● **Instructions to follow**
In your copy, leave out the pictures; write out all the data exactly.

§

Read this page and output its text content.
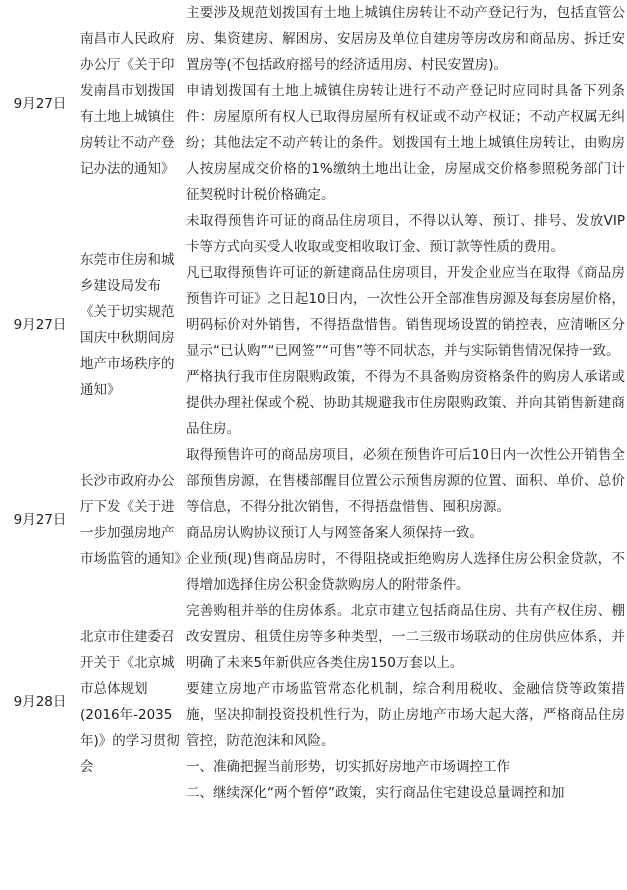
9月27日	南昌市人民政府办公厅《关于印发南昌市划拨国有土地上城镇住房转让不动产登记办法的通知》	主要涉及规范划拨国有土地上城镇住房转让不动产登记行为，包括直管公房、集资建房、解困房、安居房及单位自建房等房改房和商品房、拆迁安置房等(不包括政府摇号的经济适用房、村民安置房)。

申请划拨国有土地上城镇住房转让进行不动产登记时应同时具备下列条件：房屋原所有权人已取得房屋所有权证或不动产权证；不动产权属无纠纷；其他法定不动产转让的条件。划拨国有土地上城镇住房转让，由购房人按房屋成交价格的1%缴纳土地出让金，房屋成交价格参照税务部门计征契税时计税价格确定。

9月27日	东莞市住房和城乡建设局发布《关于切实规范国庆中秋期间房地产市场秩序的通知》	未取得预售许可证的商品住房项目，不得以认筹、预订、排号、发放VIP卡等方式向买受人收取或变相收取订金、预订款等性质的费用。

凡已取得预售许可证的新建商品住房项目，开发企业应当在取得《商品房预售许可证》之日起10日内，一次性公开全部准售房源及每套房屋价格，明码标价对外销售，不得捂盘惜售。销售现场设置的销控表，应清晰区分显示“已认购”“已网签”“可售”等不同状态，并与实际销售情况保持一致。

严格执行我市住房限购政策，不得为不具备购房资格条件的购房人承诺或提供办理社保或个税、协助其规避我市住房限购政策、并向其销售新建商品住房。

9月27日	长沙市政府办公厅下发《关于进一步加强房地产市场监管的通知》	取得预售许可的商品房项目，必须在预售许可后10日内一次性公开销售全部预售房源，在售楼部醒目位置公示预售房源的位置、面积、单价、总价等信息，不得分批次销售，不得捂盘惜售、囤积房源。

商品房认购协议预订人与网签备案人须保持一致。

企业预(现)售商品房时，不得阻挠或拒绝购房人选择住房公积金贷款，不得增加选择住房公积金贷款购房人的附带条件。

9月28日	北京市住建委召开关于《北京城市总体规划(2016年-2035年)》的学习贯彻会	完善购租并举的住房体系。北京市建立包括商品住房、共有产权住房、棚改安置房、租赁住房等多种类型，一二三级市场联动的住房供应体系，并明确了未来5年新供应各类住房150万套以上。

要建立房地产市场监管常态化机制，综合利用税收、金融信贷等政策措施，坚决抑制投资投机性行为，防止房地产市场大起大落，严格商品住房管控，防范泡沫和风险。

一、准确把握当前形势，切实抓好房地产市场调控工作

二、继续深化“两个暂停”政策，实行商品住宅建设总量调控和加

§

● **Answer below**
Read this page and output its text content.
9月27日	南昌市人民政府办公厅《关于印发南昌市划拨国有土地上城镇住房转让不动产登记办法的通知》	主要涉及规范划拨国有土地上城镇住房转让不动产登记行为，包括直管公房、集资建房、解困房、安居房及单位自建房等房改房和商品房、拆迁安置房等(不包括政府摇号的经济适用房、村民安置房)。

申请划拨国有土地上城镇住房转让进行不动产登记时应同时具备下列条件：房屋原所有权人已取得房屋所有权证或不动产权证；不动产权属无纠纷；其他法定不动产转让的条件。划拨国有土地上城镇住房转让，由购房人按房屋成交价格的1%缴纳土地出让金，房屋成交价格参照税务部门计征契税时计税价格确定。

9月27日	东莞市住房和城乡建设局发布《关于切实规范国庆中秋期间房地产市场秩序的通知》	未取得预售许可证的商品住房项目，不得以认筹、预订、排号、发放VIP卡等方式向买受人收取或变相收取订金、预订款等性质的费用。

凡已取得预售许可证的新建商品住房项目，开发企业应当在取得《商品房预售许可证》之日起10日内，一次性公开全部准售房源及每套房屋价格，明码标价对外销售，不得捂盘惜售。销售现场设置的销控表，应清晰区分显示“已认购”“已网签”“可售”等不同状态，并与实际销售情况保持一致。

严格执行我市住房限购政策，不得为不具备购房资格条件的购房人承诺或提供办理社保或个税、协助其规避我市住房限购政策、并向其销售新建商品住房。

9月27日	长沙市政府办公厅下发《关于进一步加强房地产市场监管的通知》	取得预售许可的商品房项目，必须在预售许可后10日内一次性公开销售全部预售房源，在售楼部醒目位置公示预售房源的位置、面积、单价、总价等信息，不得分批次销售，不得捂盘惜售、囤积房源。

商品房认购协议预订人与网签备案人须保持一致。

企业预(现)售商品房时，不得阻挠或拒绝购房人选择住房公积金贷款，不得增加选择住房公积金贷款购房人的附带条件。

9月28日	北京市住建委召开关于《北京城市总体规划(2016年-2035年)》的学习贯彻会	完善购租并举的住房体系。北京市建立包括商品住房、共有产权住房、棚改安置房、租赁住房等多种类型，一二三级市场联动的住房供应体系，并明确了未来5年新供应各类住房150万套以上。

要建立房地产市场监管常态化机制，综合利用税收、金融信贷等政策措施，坚决抑制投资投机性行为，防止房地产市场大起大落，严格商品住房管控，防范泡沫和风险。

一、准确把握当前形势，切实抓好房地产市场调控工作

二、继续深化“两个暂停”政策，实行商品住宅建设总量调控和加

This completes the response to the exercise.